(Input for this task):
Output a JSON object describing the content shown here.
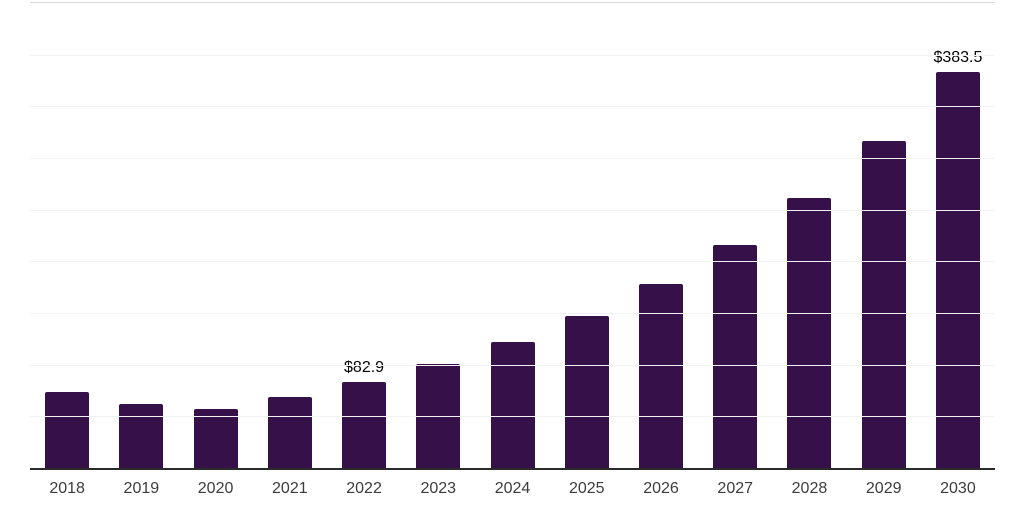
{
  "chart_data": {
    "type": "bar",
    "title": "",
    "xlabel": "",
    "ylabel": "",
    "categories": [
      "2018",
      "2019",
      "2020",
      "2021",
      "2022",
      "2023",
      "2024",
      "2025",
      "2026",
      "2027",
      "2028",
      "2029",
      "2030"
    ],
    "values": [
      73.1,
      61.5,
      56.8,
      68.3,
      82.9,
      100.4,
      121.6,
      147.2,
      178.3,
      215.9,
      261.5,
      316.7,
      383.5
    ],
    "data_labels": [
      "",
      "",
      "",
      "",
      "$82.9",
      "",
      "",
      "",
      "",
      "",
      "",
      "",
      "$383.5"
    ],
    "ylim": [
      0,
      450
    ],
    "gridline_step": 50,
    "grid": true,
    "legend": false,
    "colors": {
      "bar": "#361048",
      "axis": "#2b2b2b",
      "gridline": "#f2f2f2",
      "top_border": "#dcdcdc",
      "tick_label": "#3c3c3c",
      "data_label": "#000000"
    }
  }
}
---
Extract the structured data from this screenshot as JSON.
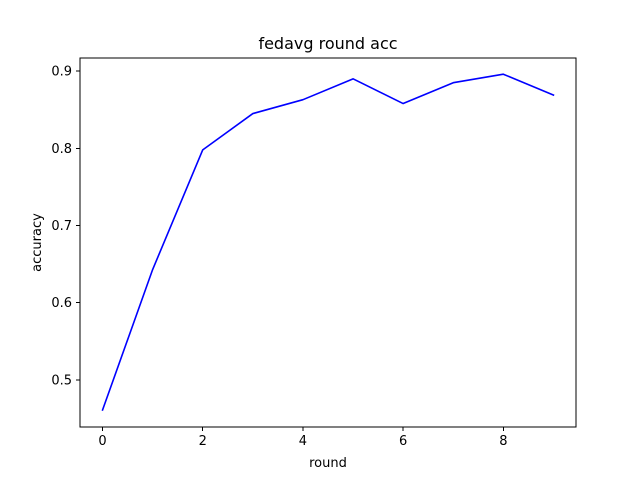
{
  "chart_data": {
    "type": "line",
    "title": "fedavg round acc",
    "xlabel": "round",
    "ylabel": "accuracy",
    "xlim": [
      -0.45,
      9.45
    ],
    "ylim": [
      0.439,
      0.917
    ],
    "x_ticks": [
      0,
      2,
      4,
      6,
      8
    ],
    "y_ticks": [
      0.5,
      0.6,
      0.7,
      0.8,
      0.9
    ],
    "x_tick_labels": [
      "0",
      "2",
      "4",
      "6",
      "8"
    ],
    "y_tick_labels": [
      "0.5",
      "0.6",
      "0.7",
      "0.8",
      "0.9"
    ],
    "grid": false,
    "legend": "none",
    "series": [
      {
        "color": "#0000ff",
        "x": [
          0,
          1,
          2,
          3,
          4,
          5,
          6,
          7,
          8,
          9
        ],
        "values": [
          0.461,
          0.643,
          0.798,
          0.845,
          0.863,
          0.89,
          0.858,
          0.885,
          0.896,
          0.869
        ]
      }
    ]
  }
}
...
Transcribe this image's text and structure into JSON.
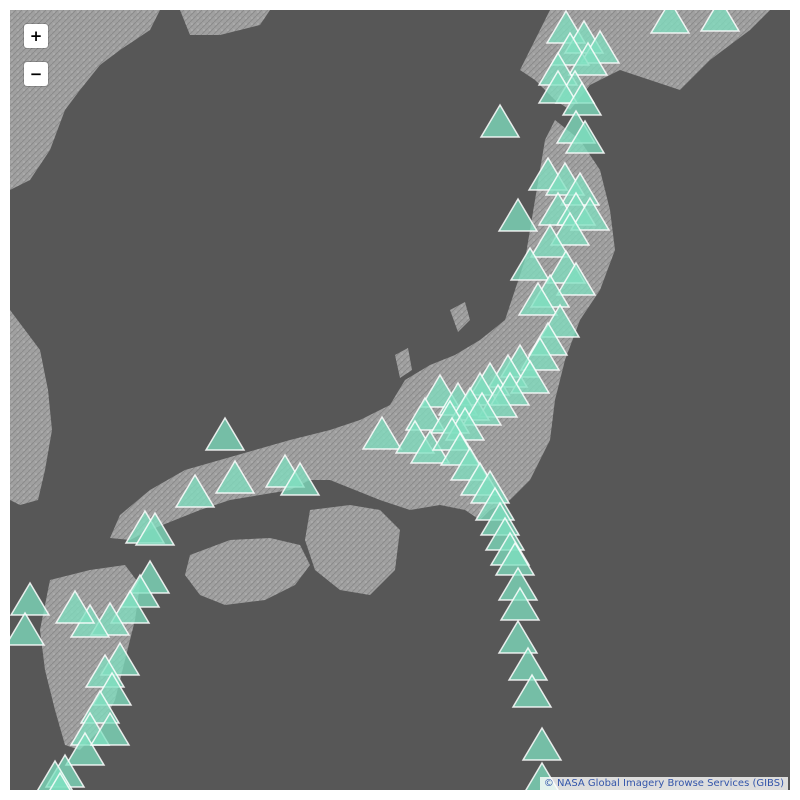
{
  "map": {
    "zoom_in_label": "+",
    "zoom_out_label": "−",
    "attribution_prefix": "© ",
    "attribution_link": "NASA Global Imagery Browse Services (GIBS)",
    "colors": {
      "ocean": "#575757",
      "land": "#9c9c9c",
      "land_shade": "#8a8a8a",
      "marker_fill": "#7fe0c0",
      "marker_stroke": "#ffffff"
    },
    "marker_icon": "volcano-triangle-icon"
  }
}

(Set exercise):
From the data above, copy out every line with the string "round" in it.

(Result of the task):
    "title": "fedavg round acc",
    "xlabel": "round",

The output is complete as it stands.